#### [Instructions to follow]
Filter this material down to the lines that hold "from", copying each one.

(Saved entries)
-------

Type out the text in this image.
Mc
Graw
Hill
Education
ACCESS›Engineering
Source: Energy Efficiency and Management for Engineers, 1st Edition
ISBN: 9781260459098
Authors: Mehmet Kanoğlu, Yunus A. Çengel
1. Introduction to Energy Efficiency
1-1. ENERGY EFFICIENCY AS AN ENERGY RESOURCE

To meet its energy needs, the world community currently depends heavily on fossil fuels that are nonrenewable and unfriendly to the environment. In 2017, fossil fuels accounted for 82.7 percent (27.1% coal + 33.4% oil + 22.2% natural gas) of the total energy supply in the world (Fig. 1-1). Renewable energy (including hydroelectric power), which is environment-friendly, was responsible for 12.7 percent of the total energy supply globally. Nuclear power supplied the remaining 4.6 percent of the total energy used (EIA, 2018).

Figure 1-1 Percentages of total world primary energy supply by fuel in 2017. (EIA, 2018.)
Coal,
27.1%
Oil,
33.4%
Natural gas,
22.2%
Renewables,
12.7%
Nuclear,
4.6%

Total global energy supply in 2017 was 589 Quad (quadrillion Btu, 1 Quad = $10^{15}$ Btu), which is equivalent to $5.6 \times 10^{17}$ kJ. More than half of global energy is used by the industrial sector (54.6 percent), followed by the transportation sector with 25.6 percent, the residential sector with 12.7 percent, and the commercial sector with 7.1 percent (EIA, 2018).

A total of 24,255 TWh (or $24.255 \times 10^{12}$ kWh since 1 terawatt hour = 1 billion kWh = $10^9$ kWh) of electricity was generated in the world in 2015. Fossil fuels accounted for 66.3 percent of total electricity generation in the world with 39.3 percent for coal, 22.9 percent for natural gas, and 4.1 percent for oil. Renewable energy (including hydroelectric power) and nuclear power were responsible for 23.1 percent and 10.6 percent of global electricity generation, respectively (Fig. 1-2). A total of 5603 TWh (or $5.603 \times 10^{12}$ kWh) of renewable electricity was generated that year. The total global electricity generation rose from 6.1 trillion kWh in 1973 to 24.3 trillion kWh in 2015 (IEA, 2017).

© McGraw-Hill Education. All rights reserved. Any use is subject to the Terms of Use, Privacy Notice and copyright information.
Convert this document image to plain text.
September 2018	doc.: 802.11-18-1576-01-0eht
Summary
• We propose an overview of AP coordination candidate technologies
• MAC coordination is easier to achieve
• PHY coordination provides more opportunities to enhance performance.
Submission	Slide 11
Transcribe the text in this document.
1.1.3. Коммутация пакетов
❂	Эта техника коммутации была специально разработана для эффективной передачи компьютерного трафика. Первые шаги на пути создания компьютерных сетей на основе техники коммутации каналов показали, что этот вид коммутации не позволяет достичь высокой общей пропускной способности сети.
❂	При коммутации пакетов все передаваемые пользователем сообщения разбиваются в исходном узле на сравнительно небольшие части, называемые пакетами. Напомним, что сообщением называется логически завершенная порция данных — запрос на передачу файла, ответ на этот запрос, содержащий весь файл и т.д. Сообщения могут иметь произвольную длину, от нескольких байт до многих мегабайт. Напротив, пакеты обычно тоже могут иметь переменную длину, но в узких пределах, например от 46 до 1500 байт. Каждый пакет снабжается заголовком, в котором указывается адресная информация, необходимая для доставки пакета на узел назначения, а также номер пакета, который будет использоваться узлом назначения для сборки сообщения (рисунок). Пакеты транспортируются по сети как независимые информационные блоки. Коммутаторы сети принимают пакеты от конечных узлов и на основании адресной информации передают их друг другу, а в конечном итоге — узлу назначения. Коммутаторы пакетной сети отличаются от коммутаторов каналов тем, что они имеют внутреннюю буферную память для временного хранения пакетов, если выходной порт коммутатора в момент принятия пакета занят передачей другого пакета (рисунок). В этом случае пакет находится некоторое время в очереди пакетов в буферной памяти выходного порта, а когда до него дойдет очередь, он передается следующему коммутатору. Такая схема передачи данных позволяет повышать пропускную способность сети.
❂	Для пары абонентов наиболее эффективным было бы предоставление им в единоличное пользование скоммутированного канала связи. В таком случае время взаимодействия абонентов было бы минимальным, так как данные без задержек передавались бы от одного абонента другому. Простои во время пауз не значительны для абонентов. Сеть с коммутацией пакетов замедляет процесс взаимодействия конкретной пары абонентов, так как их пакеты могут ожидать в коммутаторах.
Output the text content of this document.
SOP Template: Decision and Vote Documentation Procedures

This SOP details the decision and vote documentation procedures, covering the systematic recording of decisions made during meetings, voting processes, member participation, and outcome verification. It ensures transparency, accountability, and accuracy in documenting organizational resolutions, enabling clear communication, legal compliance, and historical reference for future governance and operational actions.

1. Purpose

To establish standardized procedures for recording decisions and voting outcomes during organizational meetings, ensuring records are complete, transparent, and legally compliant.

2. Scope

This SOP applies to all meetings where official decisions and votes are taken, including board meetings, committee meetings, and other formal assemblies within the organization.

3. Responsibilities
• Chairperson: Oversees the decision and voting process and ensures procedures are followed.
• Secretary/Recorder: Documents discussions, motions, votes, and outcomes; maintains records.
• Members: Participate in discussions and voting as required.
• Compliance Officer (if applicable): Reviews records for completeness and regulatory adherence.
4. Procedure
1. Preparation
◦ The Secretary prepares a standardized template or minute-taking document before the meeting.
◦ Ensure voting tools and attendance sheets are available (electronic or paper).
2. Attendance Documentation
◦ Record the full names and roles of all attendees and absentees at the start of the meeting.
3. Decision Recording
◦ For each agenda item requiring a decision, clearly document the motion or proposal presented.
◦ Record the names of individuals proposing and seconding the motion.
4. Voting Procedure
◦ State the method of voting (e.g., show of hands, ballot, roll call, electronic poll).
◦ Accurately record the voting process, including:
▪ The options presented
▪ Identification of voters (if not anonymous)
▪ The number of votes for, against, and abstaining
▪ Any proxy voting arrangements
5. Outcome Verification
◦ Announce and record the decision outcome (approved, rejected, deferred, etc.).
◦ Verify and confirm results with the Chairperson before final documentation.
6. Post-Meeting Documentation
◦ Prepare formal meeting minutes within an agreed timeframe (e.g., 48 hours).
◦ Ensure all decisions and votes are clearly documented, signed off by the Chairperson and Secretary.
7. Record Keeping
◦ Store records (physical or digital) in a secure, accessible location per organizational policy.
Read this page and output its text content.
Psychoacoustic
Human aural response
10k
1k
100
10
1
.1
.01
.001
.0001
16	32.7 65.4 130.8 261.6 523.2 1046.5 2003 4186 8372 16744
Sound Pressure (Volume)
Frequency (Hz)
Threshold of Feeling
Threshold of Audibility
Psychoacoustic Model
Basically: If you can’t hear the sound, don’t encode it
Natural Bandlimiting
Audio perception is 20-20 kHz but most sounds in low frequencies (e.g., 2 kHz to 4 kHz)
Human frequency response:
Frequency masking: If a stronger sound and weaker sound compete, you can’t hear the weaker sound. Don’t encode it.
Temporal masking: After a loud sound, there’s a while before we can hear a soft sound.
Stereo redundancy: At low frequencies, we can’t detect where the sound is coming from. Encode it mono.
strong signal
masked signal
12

-------

#### [Finished exercise]
A total of 24,255 TWh (or $24.255 \times 10^{12}$ kWh since 1 terawatt hour = 1 billion kWh = $10^9$ kWh) of electricity was generated in the world in 2015. Fossil fuels accounted for 66.3 percent of total electricity generation in the world with 39.3 percent for coal, 22.9 percent for natural gas, and 4.1 percent for oil. Renewable energy (including hydroelectric power) and nuclear power were responsible for 23.1 percent and 10.6 percent of global electricity generation, respectively (Fig. 1-2). A total of 5603 TWh (or $5.603 \times 10^{12}$ kWh) of renewable electricity was generated that year. The total global electricity generation rose from 6.1 trillion kWh in 1973 to 24.3 trillion kWh in 2015 (IEA, 2017).
Stereo redundancy: At low frequencies, we can’t detect where the sound is coming from. Encode it mono.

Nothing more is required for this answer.